**Énoncé 1:** Recopiez à l'identique les lignes des données fournies ci-dessous, depuis la première jusqu'à celle qui contient "budget-value: 25,00 — [450, 430, 493, 449]", les deux bornes incluses.

**Texte support:**
++++++++++

Après votre diplôme, avez-vous effectué votre service militaire ?
Non. Algérien... Je suis né à l'hôpital Edouard Herriot en 1957 mais il
s'est passé quelque chose en 1962... Il y a eu l'indépendance de l'Algérie.
Donc je me suis retrouvé Algérien car je suis de parents algériens... Bien
que nous fussions en France, nous avions des papiers algériens. À 18 ans,
on m'a demandé d'avoir une carte de résidence, de séjour comme chante
Rachid Taha avec le groupe Carte de Séjour « Douce France ». C'est comme
ça que je suis devenu Algérien né à Lyon. Alors qu'à la Duchère où
j'habitais, tous mes potes Lopez, Hernandez, Martinez nés en Algérie
étaient Français. Donc à 18 ans, quand il a fallu faire le service
militaire, comme je n'étais pas Français, il fallait le faire en Algérie
pendant 2 ans mais je ne pouvais pas car je faisais mes études en France.
Donc chaque année je demandais des sursis, pour me permettre de poursuivre
mes études jusqu'à leur terme. Et puis 15 ans, 20 ans sont passés au cours
desquelles je ne suis jamais allé en Algérie pour ne pas être ennuyé par
ces histoires.
Vous êtes donc un déserteur ?
Non, un sursitaire ! Je n'ai donc jamais fait l'armée. Quand j'ai obtenu
la nationalité française, j'avais 30 ans, et je ne pouvais plus faire
l'armée car j'étais trop vieux. Ça ne m'aurait pas déplu.
Jeune diplômé, vous combinez des fonctions d'enseignant à l'École
centrale de Lyon et de chercheur au CNRS. En quoi consiste ce job ?
Je me suis retrouvé à France 3 Lyon en 1989, pour la première fois je suis
invité à l'université américaine de Cornel en tant que « visiting
professor ». Les types me disent : « On vous connaît, vous avez fait deux
livres ». Une équipe de France 3 est venu me filmer là bas et je leur
disais « D'après ce que je vois et ce que je sens, si on ne fait pas
quelque chose pour favoriser la diversité française pour faire rentrer des
jeunes des banlieues dans la politique, ça va péter ».

++++++++++

**Données fournies:**
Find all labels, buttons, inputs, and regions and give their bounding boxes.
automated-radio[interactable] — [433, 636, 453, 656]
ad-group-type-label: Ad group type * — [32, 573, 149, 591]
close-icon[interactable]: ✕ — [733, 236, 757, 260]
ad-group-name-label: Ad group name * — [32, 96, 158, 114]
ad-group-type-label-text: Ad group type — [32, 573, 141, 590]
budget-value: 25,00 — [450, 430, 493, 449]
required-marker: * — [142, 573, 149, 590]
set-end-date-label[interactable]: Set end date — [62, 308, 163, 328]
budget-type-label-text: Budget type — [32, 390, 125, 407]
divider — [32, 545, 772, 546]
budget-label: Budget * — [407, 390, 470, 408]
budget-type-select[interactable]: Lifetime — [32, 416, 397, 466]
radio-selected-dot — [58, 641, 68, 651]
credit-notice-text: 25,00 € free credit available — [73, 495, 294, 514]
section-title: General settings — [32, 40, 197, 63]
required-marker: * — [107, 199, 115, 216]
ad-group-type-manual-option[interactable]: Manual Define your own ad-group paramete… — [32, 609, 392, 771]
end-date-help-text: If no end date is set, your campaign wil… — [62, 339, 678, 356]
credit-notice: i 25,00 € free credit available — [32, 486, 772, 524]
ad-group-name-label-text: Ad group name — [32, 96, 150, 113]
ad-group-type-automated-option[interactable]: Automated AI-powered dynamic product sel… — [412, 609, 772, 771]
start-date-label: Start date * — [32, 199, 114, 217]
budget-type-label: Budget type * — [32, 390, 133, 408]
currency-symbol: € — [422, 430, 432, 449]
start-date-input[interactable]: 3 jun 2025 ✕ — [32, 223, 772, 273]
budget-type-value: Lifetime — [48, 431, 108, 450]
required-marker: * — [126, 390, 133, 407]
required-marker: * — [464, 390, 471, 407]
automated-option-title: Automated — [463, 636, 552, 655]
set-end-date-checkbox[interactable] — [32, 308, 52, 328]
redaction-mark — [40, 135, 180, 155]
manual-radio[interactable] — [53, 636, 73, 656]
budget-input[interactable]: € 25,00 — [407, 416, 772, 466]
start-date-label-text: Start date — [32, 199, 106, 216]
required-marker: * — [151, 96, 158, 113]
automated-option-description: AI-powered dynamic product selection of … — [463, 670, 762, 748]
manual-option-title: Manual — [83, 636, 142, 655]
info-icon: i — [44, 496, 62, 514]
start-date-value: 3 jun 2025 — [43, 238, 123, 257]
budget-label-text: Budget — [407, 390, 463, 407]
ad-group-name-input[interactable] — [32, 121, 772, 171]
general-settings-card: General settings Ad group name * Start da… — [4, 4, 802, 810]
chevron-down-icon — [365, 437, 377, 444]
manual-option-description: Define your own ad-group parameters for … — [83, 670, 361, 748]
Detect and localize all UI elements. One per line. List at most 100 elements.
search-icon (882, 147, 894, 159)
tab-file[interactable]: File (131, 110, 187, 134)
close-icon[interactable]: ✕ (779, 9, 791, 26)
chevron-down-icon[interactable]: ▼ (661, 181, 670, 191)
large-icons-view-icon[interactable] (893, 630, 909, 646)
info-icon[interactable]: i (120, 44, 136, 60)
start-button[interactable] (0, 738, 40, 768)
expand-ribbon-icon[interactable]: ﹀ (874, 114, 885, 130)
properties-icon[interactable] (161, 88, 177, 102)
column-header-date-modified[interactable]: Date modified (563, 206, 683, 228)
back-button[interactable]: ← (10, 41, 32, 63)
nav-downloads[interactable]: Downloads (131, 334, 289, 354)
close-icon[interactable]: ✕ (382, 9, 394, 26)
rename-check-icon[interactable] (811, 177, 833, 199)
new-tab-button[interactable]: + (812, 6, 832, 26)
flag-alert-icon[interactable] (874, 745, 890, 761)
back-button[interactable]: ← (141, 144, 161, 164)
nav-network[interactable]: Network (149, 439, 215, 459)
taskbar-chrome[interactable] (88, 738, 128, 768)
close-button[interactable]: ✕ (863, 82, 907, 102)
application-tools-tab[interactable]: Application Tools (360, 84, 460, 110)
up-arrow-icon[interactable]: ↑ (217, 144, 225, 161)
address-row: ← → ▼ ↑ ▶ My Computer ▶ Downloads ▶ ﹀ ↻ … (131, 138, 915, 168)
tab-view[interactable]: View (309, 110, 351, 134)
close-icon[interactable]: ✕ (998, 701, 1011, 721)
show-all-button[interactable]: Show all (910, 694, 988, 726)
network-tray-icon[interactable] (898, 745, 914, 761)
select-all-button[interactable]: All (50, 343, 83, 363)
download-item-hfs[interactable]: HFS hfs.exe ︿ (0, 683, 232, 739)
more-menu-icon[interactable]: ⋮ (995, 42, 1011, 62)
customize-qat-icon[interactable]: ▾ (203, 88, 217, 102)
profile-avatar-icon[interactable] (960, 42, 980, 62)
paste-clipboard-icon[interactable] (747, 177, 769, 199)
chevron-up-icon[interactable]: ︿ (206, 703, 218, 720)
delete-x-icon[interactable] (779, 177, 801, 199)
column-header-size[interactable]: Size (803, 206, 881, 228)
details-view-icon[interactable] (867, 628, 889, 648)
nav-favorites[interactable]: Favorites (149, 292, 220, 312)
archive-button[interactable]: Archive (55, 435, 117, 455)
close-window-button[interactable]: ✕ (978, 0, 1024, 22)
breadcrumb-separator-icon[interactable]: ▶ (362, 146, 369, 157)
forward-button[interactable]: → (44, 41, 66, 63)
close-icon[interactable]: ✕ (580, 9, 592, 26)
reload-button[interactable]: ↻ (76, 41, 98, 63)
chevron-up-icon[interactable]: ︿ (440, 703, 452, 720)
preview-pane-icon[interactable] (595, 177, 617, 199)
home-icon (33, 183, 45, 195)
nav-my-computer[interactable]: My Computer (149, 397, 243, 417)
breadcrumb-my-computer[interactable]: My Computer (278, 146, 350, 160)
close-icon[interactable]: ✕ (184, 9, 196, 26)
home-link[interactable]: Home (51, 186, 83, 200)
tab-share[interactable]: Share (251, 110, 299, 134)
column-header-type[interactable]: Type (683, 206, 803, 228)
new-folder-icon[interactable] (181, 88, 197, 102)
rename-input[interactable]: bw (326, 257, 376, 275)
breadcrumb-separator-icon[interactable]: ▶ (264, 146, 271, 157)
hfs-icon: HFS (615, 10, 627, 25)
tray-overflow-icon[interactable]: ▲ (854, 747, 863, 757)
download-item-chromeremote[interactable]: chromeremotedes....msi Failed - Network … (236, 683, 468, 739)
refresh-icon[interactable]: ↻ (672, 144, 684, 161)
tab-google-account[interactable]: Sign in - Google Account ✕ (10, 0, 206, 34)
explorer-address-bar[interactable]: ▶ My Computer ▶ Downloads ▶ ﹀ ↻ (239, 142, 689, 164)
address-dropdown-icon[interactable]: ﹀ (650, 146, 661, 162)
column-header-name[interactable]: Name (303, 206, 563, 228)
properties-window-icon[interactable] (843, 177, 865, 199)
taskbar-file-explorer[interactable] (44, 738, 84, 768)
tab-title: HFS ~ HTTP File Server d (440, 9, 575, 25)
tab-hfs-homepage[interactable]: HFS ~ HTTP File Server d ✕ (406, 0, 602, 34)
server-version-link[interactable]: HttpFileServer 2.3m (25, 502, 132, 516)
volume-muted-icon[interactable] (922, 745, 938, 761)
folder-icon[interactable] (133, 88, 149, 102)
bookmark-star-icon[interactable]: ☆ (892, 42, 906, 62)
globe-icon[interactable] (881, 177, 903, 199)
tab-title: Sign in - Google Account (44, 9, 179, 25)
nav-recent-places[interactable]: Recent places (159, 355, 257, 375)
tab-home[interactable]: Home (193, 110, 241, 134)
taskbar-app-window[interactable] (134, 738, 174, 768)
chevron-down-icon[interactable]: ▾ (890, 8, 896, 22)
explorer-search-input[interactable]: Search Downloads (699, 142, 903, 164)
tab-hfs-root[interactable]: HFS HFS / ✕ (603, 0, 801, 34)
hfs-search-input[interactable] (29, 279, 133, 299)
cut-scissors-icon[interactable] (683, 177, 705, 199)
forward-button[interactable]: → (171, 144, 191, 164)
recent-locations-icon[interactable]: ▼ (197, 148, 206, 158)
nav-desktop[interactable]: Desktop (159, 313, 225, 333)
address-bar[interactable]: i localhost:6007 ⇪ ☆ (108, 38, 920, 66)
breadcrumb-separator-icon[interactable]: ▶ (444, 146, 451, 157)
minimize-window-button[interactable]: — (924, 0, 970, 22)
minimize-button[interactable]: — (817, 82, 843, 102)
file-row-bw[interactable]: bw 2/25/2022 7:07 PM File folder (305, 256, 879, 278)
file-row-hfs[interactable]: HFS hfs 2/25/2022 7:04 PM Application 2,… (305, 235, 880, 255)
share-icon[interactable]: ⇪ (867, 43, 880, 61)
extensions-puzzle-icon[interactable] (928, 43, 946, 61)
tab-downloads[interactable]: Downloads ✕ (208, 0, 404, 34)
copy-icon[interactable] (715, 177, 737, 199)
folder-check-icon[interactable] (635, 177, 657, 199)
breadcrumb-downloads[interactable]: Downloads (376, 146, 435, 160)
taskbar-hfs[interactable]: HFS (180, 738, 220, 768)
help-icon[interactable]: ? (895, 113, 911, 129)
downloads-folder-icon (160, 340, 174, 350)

++++++++++

**Énoncé 2:** Reproduisez sans la moindre modification le passage de l'entretien ci-dessus compris entre "Donc chaque année" et "consiste ce job ?", inclus.

**Réponse complète 1:**
Find all labels, buttons, inputs, and regions and give their bounding boxes.
automated-radio[interactable] — [433, 636, 453, 656]
ad-group-type-label: Ad group type * — [32, 573, 149, 591]
close-icon[interactable]: ✕ — [733, 236, 757, 260]
ad-group-name-label: Ad group name * — [32, 96, 158, 114]
ad-group-type-label-text: Ad group type — [32, 573, 141, 590]
budget-value: 25,00 — [450, 430, 493, 449]

**Réponse complète 2:**
Donc chaque année je demandais des sursis, pour me permettre de poursuivre
mes études jusqu'à leur terme. Et puis 15 ans, 20 ans sont passés au cours
desquelles je ne suis jamais allé en Algérie pour ne pas être ennuyé par
ces histoires.
Vous êtes donc un déserteur ?
Non, un sursitaire ! Je n'ai donc jamais fait l'armée. Quand j'ai obtenu
la nationalité française, j'avais 30 ans, et je ne pouvais plus faire
l'armée car j'étais trop vieux. Ça ne m'aurait pas déplu.
Jeune diplômé, vous combinez des fonctions d'enseignant à l'École
centrale de Lyon et de chercheur au CNRS. En quoi consiste ce job ?